(Directions)
Reproduce the listing below without any change.

(Records from a collection)
________
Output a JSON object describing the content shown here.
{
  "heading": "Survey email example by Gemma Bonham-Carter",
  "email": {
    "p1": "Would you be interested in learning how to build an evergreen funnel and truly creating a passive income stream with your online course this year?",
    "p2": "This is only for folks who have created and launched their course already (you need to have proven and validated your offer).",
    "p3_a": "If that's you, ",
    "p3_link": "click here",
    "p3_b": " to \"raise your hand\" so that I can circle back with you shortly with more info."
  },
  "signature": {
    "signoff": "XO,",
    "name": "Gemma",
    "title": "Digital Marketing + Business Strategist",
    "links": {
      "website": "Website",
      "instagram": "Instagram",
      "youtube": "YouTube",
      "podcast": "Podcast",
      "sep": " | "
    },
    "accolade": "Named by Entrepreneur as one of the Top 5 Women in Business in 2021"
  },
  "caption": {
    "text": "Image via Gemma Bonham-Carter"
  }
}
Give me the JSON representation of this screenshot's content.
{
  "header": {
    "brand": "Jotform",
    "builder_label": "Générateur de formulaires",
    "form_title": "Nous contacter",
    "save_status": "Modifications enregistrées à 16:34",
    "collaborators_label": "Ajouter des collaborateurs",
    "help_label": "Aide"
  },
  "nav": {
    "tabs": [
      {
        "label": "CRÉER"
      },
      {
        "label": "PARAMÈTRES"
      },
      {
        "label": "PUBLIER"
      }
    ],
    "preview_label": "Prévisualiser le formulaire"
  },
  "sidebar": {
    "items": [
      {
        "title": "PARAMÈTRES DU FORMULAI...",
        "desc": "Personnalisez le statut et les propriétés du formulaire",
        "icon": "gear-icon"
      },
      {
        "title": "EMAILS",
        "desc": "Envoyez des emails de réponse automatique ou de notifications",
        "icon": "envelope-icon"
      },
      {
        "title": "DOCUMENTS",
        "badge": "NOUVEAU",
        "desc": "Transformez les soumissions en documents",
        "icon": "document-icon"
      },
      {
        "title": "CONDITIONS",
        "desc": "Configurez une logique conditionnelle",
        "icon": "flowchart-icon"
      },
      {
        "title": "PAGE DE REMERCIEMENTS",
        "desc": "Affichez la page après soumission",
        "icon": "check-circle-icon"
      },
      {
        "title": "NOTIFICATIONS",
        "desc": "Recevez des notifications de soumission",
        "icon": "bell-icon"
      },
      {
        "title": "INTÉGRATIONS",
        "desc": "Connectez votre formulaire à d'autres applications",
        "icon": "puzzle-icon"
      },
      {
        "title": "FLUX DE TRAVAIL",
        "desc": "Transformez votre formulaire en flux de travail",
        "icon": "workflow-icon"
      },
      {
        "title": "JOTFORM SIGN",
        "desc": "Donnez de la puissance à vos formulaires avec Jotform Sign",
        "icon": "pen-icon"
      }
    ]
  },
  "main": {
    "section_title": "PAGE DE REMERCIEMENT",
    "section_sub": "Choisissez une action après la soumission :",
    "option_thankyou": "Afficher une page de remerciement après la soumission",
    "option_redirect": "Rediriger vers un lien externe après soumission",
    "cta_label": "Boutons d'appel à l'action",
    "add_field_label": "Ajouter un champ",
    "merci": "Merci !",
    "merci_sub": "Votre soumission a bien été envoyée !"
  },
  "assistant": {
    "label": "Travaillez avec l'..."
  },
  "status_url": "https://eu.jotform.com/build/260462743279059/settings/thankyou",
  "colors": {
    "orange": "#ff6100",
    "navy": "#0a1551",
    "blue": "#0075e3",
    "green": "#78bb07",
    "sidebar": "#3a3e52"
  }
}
________
(Complete output)
Output a JSON object describing the content shown here.
{
  "heading": "Survey email example by Gemma Bonham-Carter",
  "email": {
    "p1": "Would you be interested in learning how to build an evergreen funnel and truly creating a passive income stream with your online course this year?",
    "p2": "This is only for folks who have created and launched their course already (you need to have proven and validated your offer).",
    "p3_a": "If that's you, ",
    "p3_link": "click here",
    "p3_b": " to \"raise your hand\" so that I can circle back with you shortly with more info."
  },
  "signature": {
    "signoff": "XO,",
    "name": "Gemma",
    "title": "Digital Marketing + Business Strategist",
    "links": {
      "website": "Website",
      "instagram": "Instagram",
      "youtube": "YouTube",
      "podcast": "Podcast",
      "sep": " | "
    },
    "accolade": "Named by Entrepreneur as one of the Top 5 Women in Business in 2021"
  },
  "caption": {
    "text": "Image via Gemma Bonham-Carter"
  }
}
Give me the JSON representation of this screenshot's content.
{
  "header": {
    "brand": "Jotform",
    "builder_label": "Générateur de formulaires",
    "form_title": "Nous contacter",
    "save_status": "Modifications enregistrées à 16:34",
    "collaborators_label": "Ajouter des collaborateurs",
    "help_label": "Aide"
  },
  "nav": {
    "tabs": [
      {
        "label": "CRÉER"
      },
      {
        "label": "PARAMÈTRES"
      },
      {
        "label": "PUBLIER"
      }
    ],
    "preview_label": "Prévisualiser le formulaire"
  },
  "sidebar": {
    "items": [
      {
        "title": "PARAMÈTRES DU FORMULAI...",
        "desc": "Personnalisez le statut et les propriétés du formulaire",
        "icon": "gear-icon"
      },
      {
        "title": "EMAILS",
        "desc": "Envoyez des emails de réponse automatique ou de notifications",
        "icon": "envelope-icon"
      },
      {
        "title": "DOCUMENTS",
        "badge": "NOUVEAU",
        "desc": "Transformez les soumissions en documents",
        "icon": "document-icon"
      },
      {
        "title": "CONDITIONS",
        "desc": "Configurez une logique conditionnelle",
        "icon": "flowchart-icon"
      },
      {
        "title": "PAGE DE REMERCIEMENTS",
        "desc": "Affichez la page après soumission",
        "icon": "check-circle-icon"
      },
      {
        "title": "NOTIFICATIONS",
        "desc": "Recevez des notifications de soumission",
        "icon": "bell-icon"
      },
      {
        "title": "INTÉGRATIONS",
        "desc": "Connectez votre formulaire à d'autres applications",
        "icon": "puzzle-icon"
      },
      {
        "title": "FLUX DE TRAVAIL",
        "desc": "Transformez votre formulaire en flux de travail",
        "icon": "workflow-icon"
      },
      {
        "title": "JOTFORM SIGN",
        "desc": "Donnez de la puissance à vos formulaires avec Jotform Sign",
        "icon": "pen-icon"
      }
    ]
  },
  "main": {
    "section_title": "PAGE DE REMERCIEMENT",
    "section_sub": "Choisissez une action après la soumission :",
    "option_thankyou": "Afficher une page de remerciement après la soumission",
    "option_redirect": "Rediriger vers un lien externe après soumission",
    "cta_label": "Boutons d'appel à l'action",
    "add_field_label": "Ajouter un champ",
    "merci": "Merci !",
    "merci_sub": "Votre soumission a bien été envoyée !"
  },
  "assistant": {
    "label": "Travaillez avec l'..."
  },
  "status_url": "https://eu.jotform.com/build/260462743279059/settings/thankyou",
  "colors": {
    "orange": "#ff6100",
    "navy": "#0a1551",
    "blue": "#0075e3",
    "green": "#78bb07",
    "sidebar": "#3a3e52"
  }
}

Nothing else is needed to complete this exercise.